[Extracted data entries]
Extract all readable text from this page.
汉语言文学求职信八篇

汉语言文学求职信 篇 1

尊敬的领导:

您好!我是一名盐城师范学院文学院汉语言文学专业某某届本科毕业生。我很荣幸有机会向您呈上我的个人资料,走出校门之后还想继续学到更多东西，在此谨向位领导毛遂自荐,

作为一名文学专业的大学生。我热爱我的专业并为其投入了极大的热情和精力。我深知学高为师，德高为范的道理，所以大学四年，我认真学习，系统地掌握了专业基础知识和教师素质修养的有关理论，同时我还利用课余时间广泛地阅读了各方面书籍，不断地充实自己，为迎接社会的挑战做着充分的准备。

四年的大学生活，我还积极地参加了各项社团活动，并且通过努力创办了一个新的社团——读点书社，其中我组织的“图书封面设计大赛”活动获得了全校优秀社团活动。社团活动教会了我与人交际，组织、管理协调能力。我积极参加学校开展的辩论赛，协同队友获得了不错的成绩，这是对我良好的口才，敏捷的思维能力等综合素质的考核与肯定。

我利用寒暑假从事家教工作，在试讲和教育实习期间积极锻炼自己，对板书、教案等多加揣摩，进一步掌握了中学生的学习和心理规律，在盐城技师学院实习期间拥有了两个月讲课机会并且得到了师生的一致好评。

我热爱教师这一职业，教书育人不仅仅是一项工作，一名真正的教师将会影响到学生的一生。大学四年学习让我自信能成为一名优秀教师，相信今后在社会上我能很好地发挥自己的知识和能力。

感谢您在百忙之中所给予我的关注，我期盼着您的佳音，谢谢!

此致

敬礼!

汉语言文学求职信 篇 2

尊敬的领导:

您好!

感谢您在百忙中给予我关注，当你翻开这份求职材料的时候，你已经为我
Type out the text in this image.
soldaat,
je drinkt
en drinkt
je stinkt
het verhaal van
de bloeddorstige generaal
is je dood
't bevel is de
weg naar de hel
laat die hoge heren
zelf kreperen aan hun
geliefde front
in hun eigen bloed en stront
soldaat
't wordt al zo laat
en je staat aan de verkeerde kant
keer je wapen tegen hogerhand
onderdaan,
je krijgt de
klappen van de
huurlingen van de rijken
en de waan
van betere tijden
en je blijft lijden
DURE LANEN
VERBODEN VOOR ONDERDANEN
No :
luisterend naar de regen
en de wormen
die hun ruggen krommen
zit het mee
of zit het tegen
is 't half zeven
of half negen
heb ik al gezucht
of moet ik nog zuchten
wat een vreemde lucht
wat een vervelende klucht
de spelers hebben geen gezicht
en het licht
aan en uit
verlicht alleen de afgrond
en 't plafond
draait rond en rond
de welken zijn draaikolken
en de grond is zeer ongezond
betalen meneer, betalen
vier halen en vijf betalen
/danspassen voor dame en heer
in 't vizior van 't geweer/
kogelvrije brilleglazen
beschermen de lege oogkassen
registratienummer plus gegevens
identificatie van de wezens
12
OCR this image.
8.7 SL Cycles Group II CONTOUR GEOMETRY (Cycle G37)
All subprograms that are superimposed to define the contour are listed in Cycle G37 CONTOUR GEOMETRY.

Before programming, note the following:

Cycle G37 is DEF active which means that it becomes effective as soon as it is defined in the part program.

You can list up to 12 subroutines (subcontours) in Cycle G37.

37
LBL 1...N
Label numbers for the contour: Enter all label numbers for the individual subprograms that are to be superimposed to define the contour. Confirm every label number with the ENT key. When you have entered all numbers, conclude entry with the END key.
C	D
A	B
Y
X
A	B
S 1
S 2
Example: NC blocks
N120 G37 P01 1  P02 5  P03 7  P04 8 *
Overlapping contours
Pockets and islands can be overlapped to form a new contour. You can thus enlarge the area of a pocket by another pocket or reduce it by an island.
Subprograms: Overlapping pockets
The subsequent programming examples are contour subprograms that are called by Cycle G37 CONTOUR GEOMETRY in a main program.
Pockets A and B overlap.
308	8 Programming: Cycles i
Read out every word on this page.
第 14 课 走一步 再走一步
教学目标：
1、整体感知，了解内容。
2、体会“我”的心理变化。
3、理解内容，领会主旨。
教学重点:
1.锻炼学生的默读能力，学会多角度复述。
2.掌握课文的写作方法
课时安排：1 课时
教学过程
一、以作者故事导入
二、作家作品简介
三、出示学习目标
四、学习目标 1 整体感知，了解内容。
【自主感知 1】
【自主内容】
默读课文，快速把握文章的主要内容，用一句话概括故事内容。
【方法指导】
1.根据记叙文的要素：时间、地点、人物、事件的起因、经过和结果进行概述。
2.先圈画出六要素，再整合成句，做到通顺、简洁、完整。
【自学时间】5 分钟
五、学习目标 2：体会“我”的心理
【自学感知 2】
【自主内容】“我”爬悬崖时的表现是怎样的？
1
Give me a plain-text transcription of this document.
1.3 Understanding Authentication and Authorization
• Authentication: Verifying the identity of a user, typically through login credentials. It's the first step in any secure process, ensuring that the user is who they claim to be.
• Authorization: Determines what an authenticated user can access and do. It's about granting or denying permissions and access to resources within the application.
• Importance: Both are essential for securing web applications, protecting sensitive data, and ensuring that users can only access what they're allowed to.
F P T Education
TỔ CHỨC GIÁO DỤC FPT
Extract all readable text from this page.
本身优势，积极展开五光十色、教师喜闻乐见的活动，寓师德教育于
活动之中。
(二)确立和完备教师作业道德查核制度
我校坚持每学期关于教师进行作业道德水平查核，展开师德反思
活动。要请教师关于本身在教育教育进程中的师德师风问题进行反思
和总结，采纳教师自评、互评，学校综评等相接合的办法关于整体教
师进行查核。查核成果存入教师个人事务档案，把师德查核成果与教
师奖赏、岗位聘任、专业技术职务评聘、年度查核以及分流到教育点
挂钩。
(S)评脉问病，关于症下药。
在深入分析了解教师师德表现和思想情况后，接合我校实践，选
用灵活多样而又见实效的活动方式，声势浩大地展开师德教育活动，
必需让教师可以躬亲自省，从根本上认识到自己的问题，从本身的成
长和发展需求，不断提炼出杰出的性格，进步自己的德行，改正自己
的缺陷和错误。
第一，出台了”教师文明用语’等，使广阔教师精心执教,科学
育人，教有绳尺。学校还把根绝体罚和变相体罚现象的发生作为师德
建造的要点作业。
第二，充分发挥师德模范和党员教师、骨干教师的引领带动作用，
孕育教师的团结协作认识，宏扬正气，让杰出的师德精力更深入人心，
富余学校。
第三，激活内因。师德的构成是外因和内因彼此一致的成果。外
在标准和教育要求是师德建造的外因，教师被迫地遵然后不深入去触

→ Exercise: Copy the lines from the entries above in which the word "Authorization" appears.

→ Answer for this exercise:
1.3 Understanding Authentication and Authorization
• Authorization: Determines what an authenticated user can access and do. It's about granting or denying permissions and access to resources within the application.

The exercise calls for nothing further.